* begin *

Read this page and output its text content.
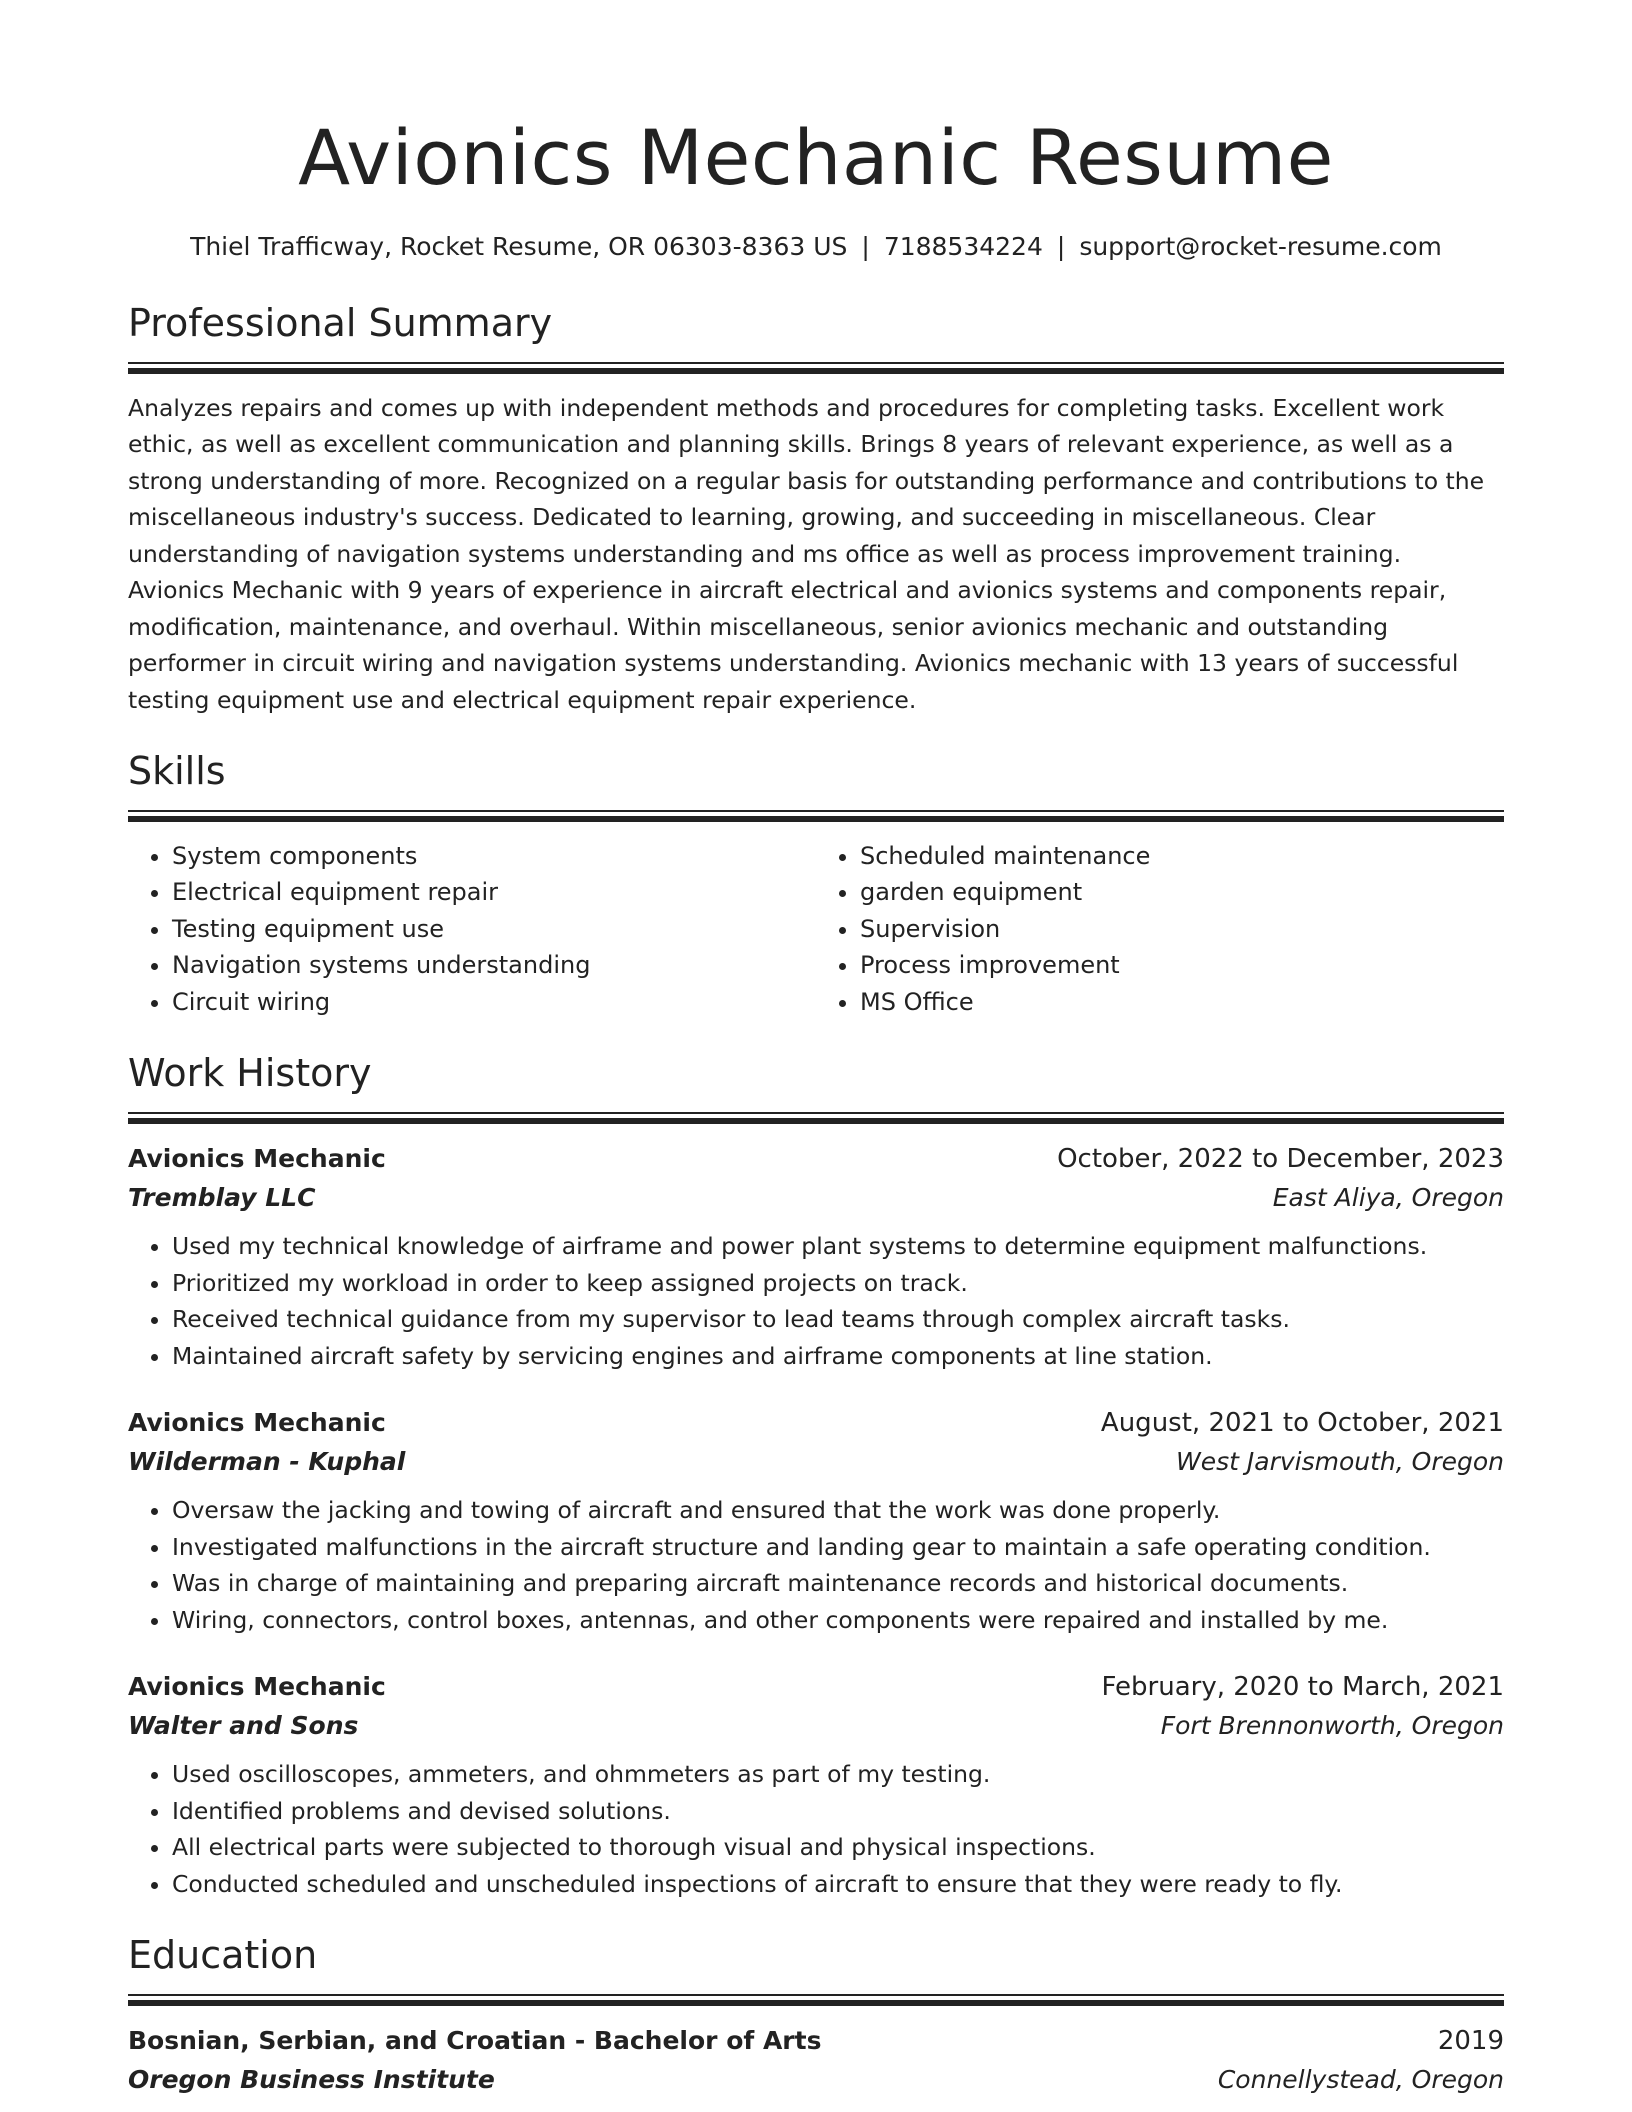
Avionics Mechanic Resume
Thiel Trafficway, Rocket Resume, OR 06303-8363 US | 7188534224 | support@rocket-resume.com
Professional Summary

Analyzes repairs and comes up with independent methods and procedures for completing tasks. Excellent work ethic, as well as excellent communication and planning skills. Brings 8 years of relevant experience, as well as a strong understanding of more. Recognized on a regular basis for outstanding performance and contributions to the miscellaneous industry's success. Dedicated to learning, growing, and succeeding in miscellaneous. Clear understanding of navigation systems understanding and ms office as well as process improvement training. Avionics Mechanic with 9 years of experience in aircraft electrical and avionics systems and components repair, modification, maintenance, and overhaul. Within miscellaneous, senior avionics mechanic and outstanding performer in circuit wiring and navigation systems understanding. Avionics mechanic with 13 years of successful testing equipment use and electrical equipment repair experience.

Skills
• System components
• Electrical equipment repair
• Testing equipment use
• Navigation systems understanding
• Circuit wiring
• Scheduled maintenance
• garden equipment
• Supervision
• Process improvement
• MS Office
Work History
Avionics Mechanic	October, 2022 to December, 2023
Tremblay LLC	East Aliya, Oregon
• Used my technical knowledge of airframe and power plant systems to determine equipment malfunctions.
• Prioritized my workload in order to keep assigned projects on track.
• Received technical guidance from my supervisor to lead teams through complex aircraft tasks.
• Maintained aircraft safety by servicing engines and airframe components at line station.
Avionics Mechanic	August, 2021 to October, 2021
Wilderman - Kuphal	West Jarvismouth, Oregon
• Oversaw the jacking and towing of aircraft and ensured that the work was done properly.
• Investigated malfunctions in the aircraft structure and landing gear to maintain a safe operating condition.
• Was in charge of maintaining and preparing aircraft maintenance records and historical documents.
• Wiring, connectors, control boxes, antennas, and other components were repaired and installed by me.
Avionics Mechanic	February, 2020 to March, 2021
Walter and Sons	Fort Brennonworth, Oregon
• Used oscilloscopes, ammeters, and ohmmeters as part of my testing.
• Identified problems and devised solutions.
• All electrical parts were subjected to thorough visual and physical inspections.
• Conducted scheduled and unscheduled inspections of aircraft to ensure that they were ready to fly.
Education
Bosnian, Serbian, and Croatian - Bachelor of Arts	2019
Oregon Business Institute	Connellystead, Oregon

* end *

EXERCISE DETAILS
Output every entry verbatim. Pictures do not belong in the copy.

COMPLETE OUTPUT
Read this page and output its text content.
Avionics Mechanic Resume
Thiel Trafficway, Rocket Resume, OR 06303-8363 US | 7188534224 | support@rocket-resume.com
Professional Summary

Analyzes repairs and comes up with independent methods and procedures for completing tasks. Excellent work ethic, as well as excellent communication and planning skills. Brings 8 years of relevant experience, as well as a strong understanding of more. Recognized on a regular basis for outstanding performance and contributions to the miscellaneous industry's success. Dedicated to learning, growing, and succeeding in miscellaneous. Clear understanding of navigation systems understanding and ms office as well as process improvement training. Avionics Mechanic with 9 years of experience in aircraft electrical and avionics systems and components repair, modification, maintenance, and overhaul. Within miscellaneous, senior avionics mechanic and outstanding performer in circuit wiring and navigation systems understanding. Avionics mechanic with 13 years of successful testing equipment use and electrical equipment repair experience.

Skills
• System components
• Electrical equipment repair
• Testing equipment use
• Navigation systems understanding
• Circuit wiring
• Scheduled maintenance
• garden equipment
• Supervision
• Process improvement
• MS Office
Work History
Avionics Mechanic	October, 2022 to December, 2023
Tremblay LLC	East Aliya, Oregon
• Used my technical knowledge of airframe and power plant systems to determine equipment malfunctions.
• Prioritized my workload in order to keep assigned projects on track.
• Received technical guidance from my supervisor to lead teams through complex aircraft tasks.
• Maintained aircraft safety by servicing engines and airframe components at line station.
Avionics Mechanic	August, 2021 to October, 2021
Wilderman - Kuphal	West Jarvismouth, Oregon
• Oversaw the jacking and towing of aircraft and ensured that the work was done properly.
• Investigated malfunctions in the aircraft structure and landing gear to maintain a safe operating condition.
• Was in charge of maintaining and preparing aircraft maintenance records and historical documents.
• Wiring, connectors, control boxes, antennas, and other components were repaired and installed by me.
Avionics Mechanic	February, 2020 to March, 2021
Walter and Sons	Fort Brennonworth, Oregon
• Used oscilloscopes, ammeters, and ohmmeters as part of my testing.
• Identified problems and devised solutions.
• All electrical parts were subjected to thorough visual and physical inspections.
• Conducted scheduled and unscheduled inspections of aircraft to ensure that they were ready to fly.
Education
Bosnian, Serbian, and Croatian - Bachelor of Arts	2019
Oregon Business Institute	Connellystead, Oregon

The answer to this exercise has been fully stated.